Problem requirements:
Hunt for the word "trains" across the entries below, copying each line that holds it.

Material for the task:
──────────
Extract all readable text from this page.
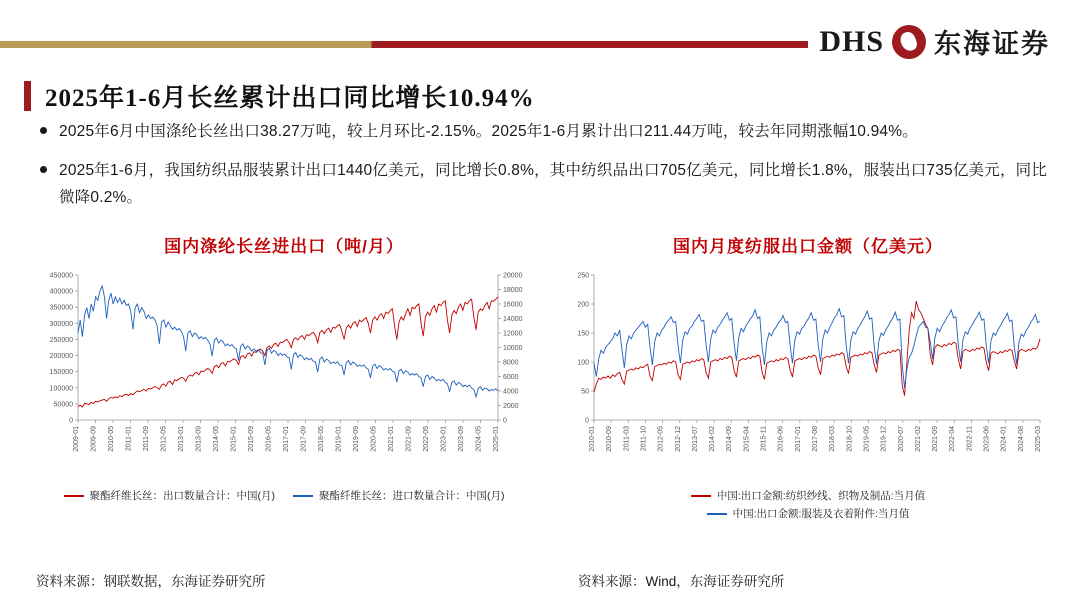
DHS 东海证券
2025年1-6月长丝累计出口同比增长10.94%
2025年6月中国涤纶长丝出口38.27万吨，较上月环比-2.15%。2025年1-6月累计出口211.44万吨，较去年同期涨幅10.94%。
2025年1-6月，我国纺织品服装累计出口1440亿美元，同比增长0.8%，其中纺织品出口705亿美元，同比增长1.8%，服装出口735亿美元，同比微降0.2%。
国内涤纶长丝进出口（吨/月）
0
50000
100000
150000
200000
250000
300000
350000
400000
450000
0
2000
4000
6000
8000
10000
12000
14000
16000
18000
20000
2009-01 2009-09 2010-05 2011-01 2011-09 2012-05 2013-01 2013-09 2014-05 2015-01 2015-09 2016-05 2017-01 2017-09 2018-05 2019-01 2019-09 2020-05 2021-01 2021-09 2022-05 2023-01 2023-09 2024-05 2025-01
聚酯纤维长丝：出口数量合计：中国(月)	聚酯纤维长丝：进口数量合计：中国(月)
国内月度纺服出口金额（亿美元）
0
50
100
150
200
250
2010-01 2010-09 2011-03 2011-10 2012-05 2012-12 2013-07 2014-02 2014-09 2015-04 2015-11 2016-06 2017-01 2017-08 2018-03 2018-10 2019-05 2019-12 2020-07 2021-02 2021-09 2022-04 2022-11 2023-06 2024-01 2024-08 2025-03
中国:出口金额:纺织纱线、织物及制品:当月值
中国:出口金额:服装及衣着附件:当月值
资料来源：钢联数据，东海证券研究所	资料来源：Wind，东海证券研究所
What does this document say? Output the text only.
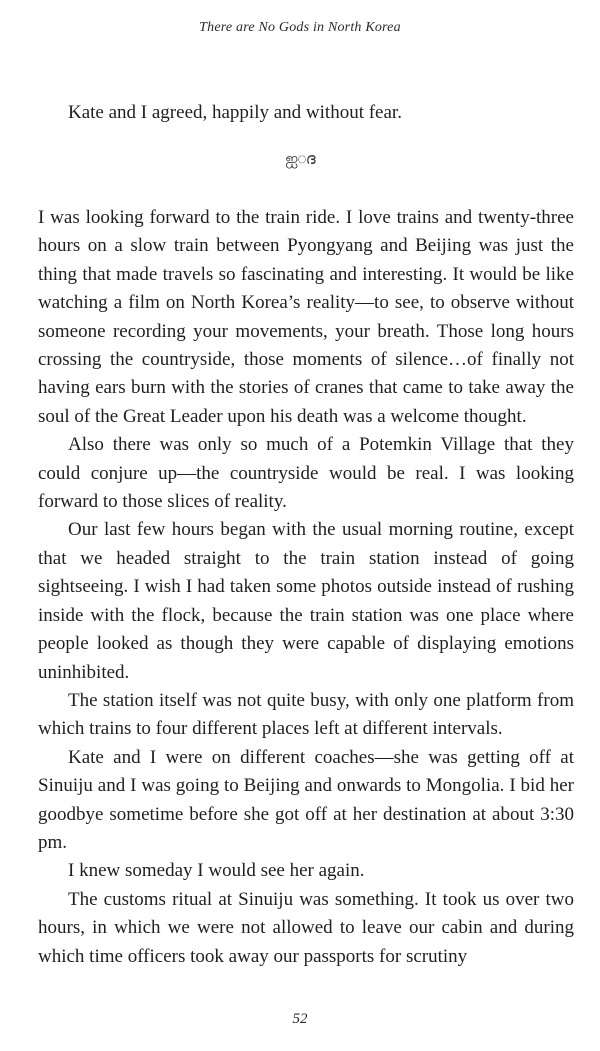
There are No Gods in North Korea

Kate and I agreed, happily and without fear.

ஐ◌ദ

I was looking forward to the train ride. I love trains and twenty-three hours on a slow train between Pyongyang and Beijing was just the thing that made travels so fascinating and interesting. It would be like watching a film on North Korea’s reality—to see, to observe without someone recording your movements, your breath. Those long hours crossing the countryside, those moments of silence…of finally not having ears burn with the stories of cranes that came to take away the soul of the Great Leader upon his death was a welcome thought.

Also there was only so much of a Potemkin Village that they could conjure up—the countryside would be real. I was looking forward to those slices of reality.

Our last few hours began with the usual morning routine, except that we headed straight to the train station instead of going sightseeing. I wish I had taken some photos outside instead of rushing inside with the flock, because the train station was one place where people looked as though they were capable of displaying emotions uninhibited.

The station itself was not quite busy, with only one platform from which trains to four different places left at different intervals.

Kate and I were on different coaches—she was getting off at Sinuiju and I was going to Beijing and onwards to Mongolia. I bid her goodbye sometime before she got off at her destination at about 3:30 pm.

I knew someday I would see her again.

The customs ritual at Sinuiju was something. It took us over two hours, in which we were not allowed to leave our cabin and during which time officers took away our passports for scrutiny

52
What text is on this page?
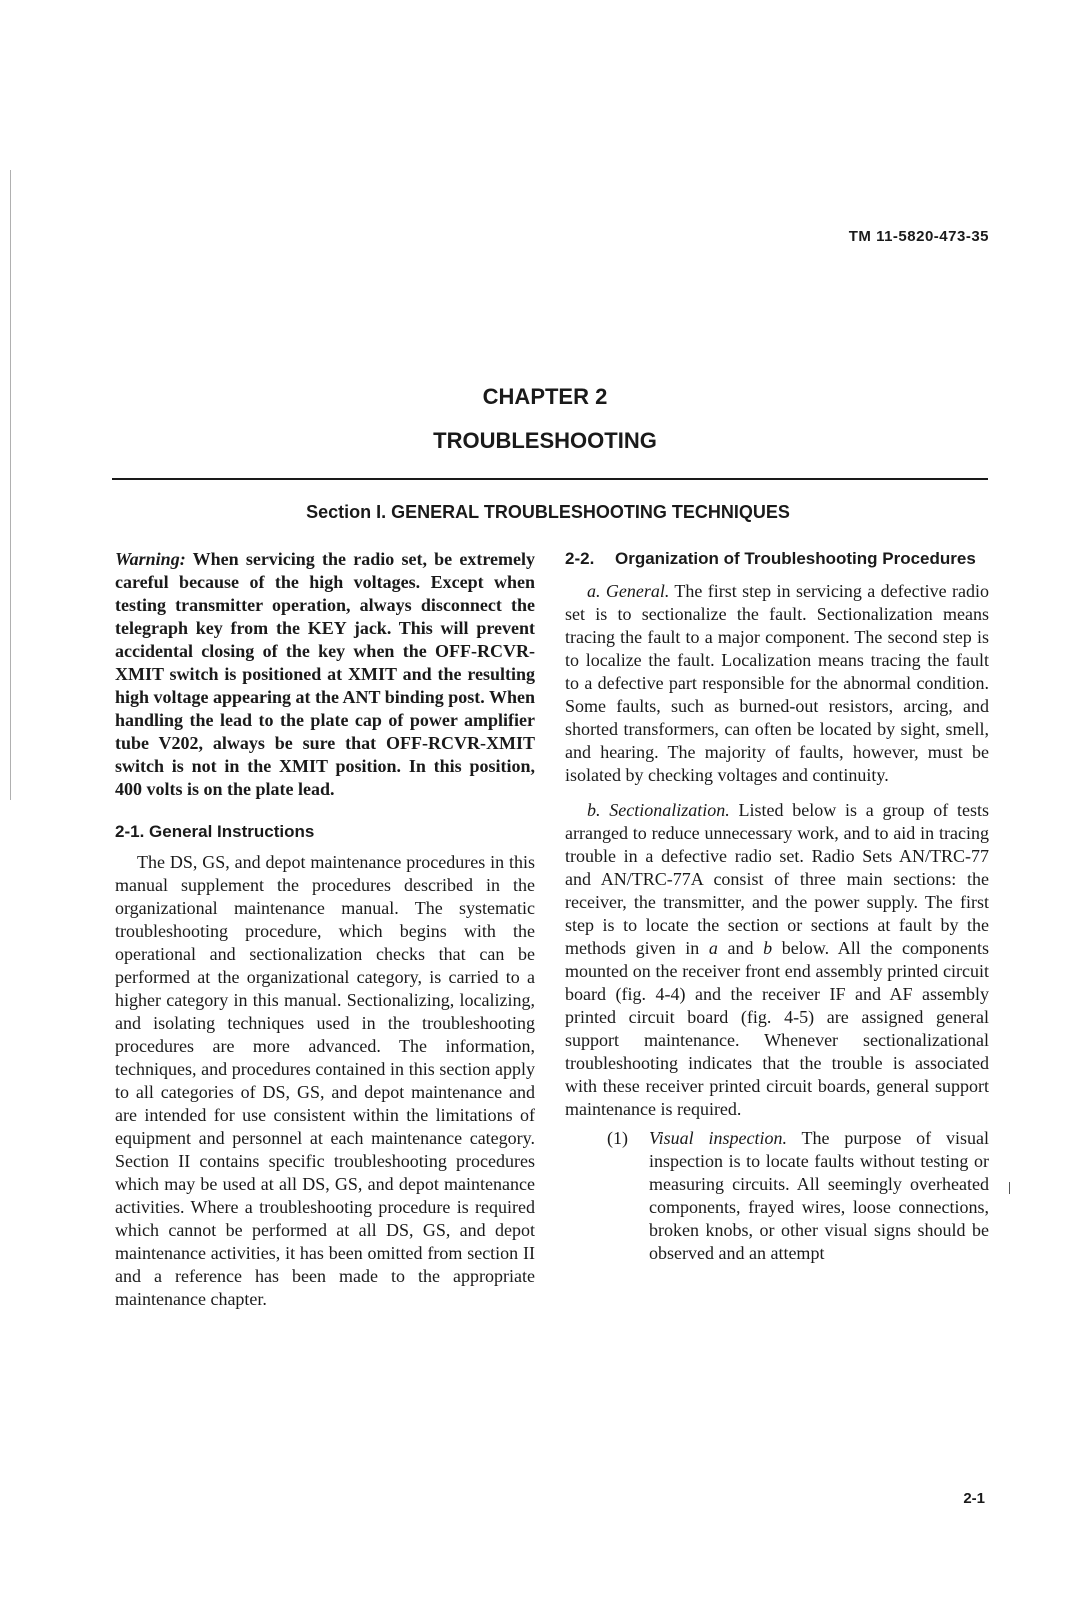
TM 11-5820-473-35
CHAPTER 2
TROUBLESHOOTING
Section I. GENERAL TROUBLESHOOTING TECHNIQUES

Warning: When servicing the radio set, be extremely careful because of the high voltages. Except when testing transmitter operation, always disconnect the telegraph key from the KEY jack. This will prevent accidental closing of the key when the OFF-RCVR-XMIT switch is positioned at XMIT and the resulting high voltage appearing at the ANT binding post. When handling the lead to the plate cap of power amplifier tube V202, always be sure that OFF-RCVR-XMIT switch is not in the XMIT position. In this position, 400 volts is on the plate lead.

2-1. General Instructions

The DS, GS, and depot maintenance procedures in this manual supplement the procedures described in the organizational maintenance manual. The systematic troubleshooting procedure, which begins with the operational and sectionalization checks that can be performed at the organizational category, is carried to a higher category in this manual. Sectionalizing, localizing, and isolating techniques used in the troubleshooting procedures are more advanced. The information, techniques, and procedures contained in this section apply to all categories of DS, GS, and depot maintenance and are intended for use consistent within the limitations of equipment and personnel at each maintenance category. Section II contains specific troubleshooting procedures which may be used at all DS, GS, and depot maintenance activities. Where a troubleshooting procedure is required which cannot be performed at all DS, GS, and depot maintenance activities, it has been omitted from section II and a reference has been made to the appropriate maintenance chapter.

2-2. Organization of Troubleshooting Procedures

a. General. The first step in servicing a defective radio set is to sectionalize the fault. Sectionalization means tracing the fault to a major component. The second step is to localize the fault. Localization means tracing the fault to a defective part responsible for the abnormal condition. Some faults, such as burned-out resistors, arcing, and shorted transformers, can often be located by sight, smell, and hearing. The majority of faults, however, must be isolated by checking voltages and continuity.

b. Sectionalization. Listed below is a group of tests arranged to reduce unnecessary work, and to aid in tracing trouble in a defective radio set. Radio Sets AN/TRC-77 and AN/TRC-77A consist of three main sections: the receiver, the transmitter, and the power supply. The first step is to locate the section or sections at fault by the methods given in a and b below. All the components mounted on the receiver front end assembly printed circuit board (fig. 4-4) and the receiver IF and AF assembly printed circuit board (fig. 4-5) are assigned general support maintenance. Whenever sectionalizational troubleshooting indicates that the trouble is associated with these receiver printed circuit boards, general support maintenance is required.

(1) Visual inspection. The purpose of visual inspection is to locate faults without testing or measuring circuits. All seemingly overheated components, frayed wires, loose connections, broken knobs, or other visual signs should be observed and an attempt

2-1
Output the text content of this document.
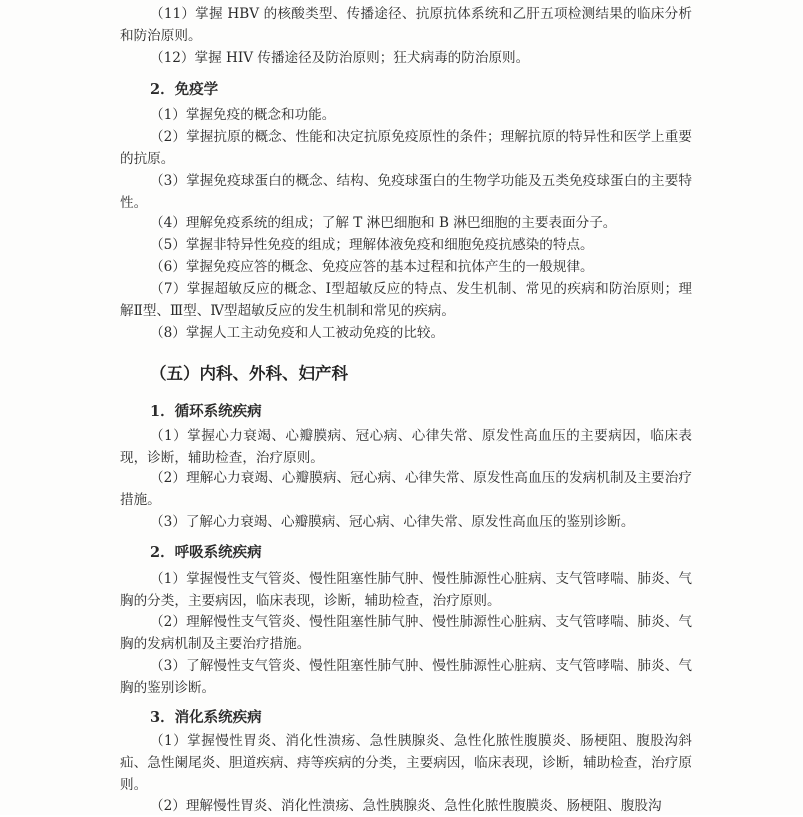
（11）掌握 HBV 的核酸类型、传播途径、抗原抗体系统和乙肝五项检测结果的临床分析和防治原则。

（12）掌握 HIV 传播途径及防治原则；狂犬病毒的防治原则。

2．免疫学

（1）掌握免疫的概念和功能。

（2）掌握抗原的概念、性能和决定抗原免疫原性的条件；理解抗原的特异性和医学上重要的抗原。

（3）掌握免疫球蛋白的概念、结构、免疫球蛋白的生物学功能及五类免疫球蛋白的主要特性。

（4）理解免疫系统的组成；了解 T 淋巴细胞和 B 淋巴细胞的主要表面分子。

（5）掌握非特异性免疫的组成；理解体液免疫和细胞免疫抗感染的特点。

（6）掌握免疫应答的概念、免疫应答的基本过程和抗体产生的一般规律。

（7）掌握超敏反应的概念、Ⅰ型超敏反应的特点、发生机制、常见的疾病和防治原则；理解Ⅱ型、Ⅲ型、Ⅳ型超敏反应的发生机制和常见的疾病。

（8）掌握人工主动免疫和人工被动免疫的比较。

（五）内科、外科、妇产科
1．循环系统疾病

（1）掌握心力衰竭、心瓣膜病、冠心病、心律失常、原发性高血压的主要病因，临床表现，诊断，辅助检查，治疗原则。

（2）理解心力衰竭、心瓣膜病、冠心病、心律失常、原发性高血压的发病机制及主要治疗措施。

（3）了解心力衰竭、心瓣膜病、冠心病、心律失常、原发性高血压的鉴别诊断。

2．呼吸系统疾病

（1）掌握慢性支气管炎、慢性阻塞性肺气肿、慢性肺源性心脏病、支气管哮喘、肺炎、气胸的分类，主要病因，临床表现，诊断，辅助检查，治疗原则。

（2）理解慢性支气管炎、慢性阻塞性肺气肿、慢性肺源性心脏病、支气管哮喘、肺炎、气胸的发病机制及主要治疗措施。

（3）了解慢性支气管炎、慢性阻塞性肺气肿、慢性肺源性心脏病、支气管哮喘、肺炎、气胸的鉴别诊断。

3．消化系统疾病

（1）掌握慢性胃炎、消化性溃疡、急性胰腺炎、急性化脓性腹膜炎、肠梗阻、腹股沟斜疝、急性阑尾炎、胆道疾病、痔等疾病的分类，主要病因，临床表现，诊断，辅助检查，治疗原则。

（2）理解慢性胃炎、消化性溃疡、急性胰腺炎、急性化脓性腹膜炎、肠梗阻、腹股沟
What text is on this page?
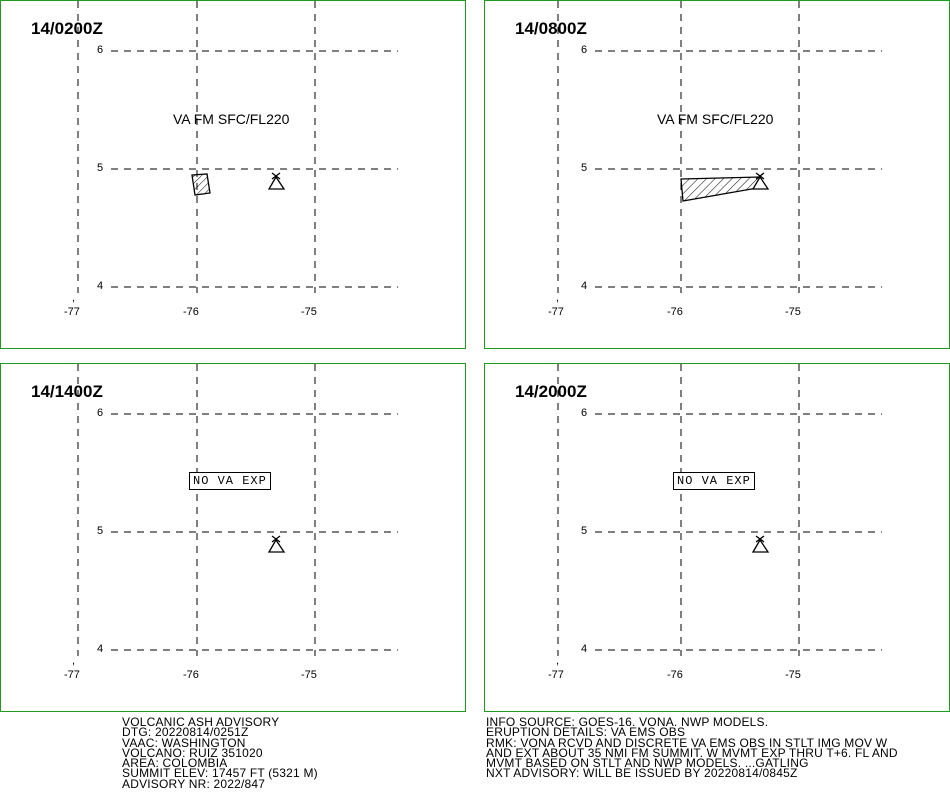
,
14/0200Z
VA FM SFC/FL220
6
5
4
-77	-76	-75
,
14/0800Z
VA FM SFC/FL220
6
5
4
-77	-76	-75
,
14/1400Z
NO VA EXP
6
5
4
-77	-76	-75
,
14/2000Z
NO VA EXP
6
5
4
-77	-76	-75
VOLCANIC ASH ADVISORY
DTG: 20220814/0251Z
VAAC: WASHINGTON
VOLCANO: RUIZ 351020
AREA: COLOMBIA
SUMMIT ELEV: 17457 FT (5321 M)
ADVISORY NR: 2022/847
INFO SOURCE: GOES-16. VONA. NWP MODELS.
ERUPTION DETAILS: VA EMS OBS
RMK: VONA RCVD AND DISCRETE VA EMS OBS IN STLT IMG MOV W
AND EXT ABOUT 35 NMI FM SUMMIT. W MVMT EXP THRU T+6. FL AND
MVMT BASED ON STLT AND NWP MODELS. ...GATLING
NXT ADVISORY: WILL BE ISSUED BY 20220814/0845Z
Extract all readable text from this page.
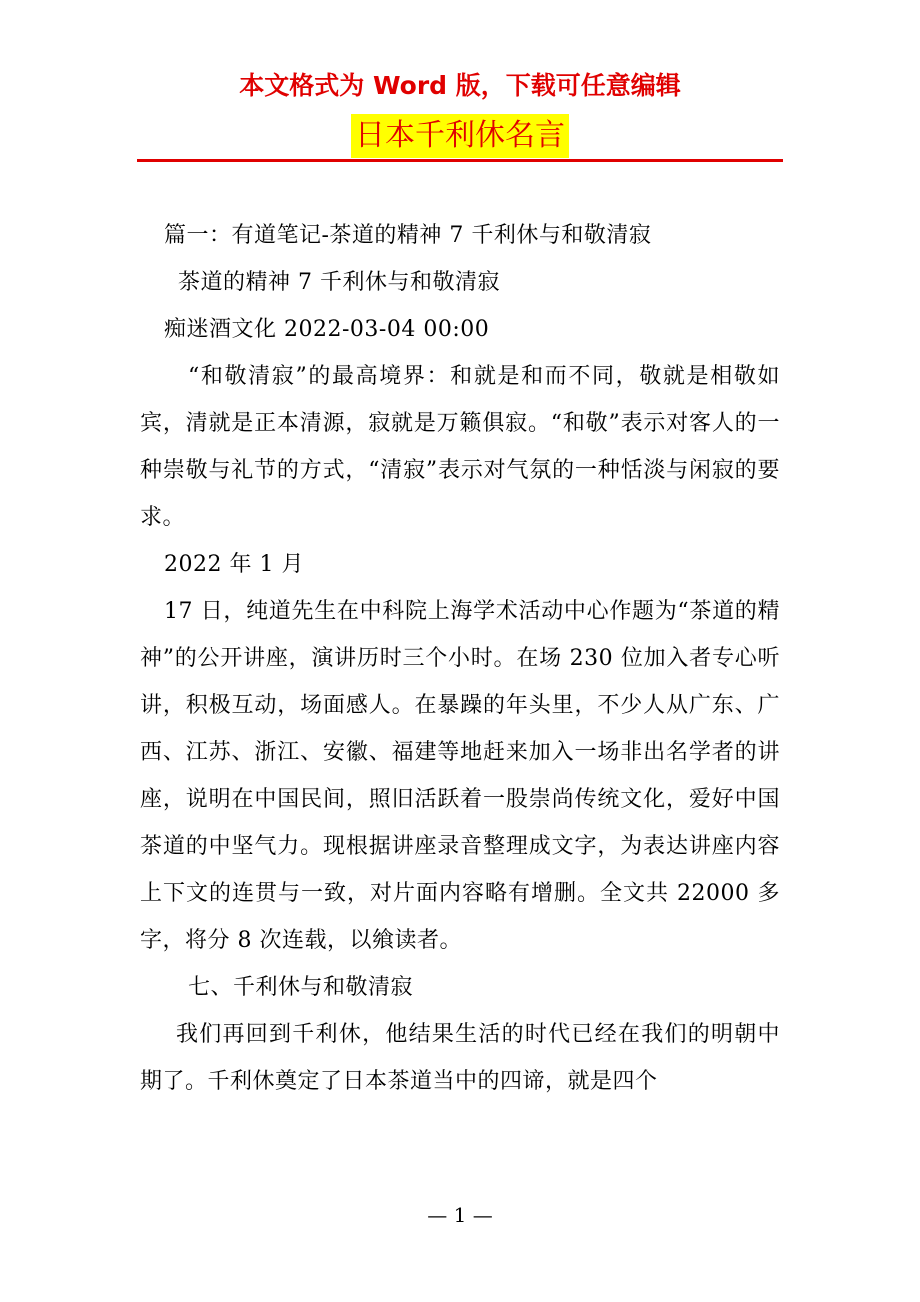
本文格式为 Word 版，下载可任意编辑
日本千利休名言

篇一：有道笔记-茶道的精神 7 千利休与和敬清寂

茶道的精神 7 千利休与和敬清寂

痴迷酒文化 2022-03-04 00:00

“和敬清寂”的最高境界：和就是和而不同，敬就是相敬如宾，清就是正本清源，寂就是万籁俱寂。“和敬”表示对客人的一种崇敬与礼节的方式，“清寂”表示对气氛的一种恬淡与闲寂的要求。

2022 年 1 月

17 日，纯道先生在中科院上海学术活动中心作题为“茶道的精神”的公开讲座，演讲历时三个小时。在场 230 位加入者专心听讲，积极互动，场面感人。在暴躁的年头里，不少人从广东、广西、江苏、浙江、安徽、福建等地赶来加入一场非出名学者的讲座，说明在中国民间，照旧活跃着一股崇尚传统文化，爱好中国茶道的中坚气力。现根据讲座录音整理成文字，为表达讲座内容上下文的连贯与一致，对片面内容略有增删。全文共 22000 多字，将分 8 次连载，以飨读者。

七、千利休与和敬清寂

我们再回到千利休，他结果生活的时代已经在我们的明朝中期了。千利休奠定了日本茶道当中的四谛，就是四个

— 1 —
──────────
Finished task:
I was looking forward to the train ride. I love trains and twenty-three hours on a slow train between Pyongyang and Beijing was just the thing that made travels so fascinating and interesting. It would be like watching a film on North Korea’s reality—to see, to observe without someone recording your movements, your breath. Those long hours crossing the countryside, those moments of silence…of finally not having ears burn with the stories of cranes that came to take away the soul of the Great Leader upon his death was a welcome thought.
The station itself was not quite busy, with only one platform from which trains to four different places left at different intervals.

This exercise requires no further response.